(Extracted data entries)
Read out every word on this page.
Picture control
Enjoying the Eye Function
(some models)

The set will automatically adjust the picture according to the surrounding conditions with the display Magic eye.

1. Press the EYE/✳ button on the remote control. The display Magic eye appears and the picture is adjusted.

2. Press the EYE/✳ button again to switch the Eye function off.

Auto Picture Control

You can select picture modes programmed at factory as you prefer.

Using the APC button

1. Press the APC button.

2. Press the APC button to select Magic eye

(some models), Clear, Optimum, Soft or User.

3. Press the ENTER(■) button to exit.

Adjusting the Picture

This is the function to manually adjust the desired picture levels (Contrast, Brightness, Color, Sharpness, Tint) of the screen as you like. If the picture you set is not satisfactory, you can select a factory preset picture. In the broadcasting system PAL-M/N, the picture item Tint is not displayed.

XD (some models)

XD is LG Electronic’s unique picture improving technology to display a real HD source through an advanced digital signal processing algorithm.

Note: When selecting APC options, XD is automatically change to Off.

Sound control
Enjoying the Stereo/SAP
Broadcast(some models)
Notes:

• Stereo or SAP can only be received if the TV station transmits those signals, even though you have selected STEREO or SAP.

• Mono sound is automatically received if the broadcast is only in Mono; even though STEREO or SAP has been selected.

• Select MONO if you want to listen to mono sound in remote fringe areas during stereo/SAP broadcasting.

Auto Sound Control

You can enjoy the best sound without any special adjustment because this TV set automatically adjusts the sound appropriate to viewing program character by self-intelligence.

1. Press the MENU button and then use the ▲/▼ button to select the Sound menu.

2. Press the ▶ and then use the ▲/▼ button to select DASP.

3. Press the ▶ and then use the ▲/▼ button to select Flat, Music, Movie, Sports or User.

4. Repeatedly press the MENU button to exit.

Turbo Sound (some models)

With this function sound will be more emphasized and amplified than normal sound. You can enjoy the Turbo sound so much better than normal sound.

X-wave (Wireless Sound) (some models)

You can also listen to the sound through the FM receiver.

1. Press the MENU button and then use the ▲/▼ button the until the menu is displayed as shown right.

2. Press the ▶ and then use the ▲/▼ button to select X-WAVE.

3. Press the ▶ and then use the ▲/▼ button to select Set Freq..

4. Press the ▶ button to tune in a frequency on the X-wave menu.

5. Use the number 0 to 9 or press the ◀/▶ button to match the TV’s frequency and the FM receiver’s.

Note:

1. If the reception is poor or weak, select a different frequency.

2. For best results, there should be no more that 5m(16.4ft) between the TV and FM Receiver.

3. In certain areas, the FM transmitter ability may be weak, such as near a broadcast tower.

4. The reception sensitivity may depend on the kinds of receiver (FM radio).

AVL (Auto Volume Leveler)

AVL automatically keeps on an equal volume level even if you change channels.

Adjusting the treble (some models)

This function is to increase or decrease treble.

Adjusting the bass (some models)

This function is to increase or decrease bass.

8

### INSTRUCTION
Tally up the lines holding the string "exit" in this listing, and report the total alone.

### RESULT OF THIS EXERCISE
2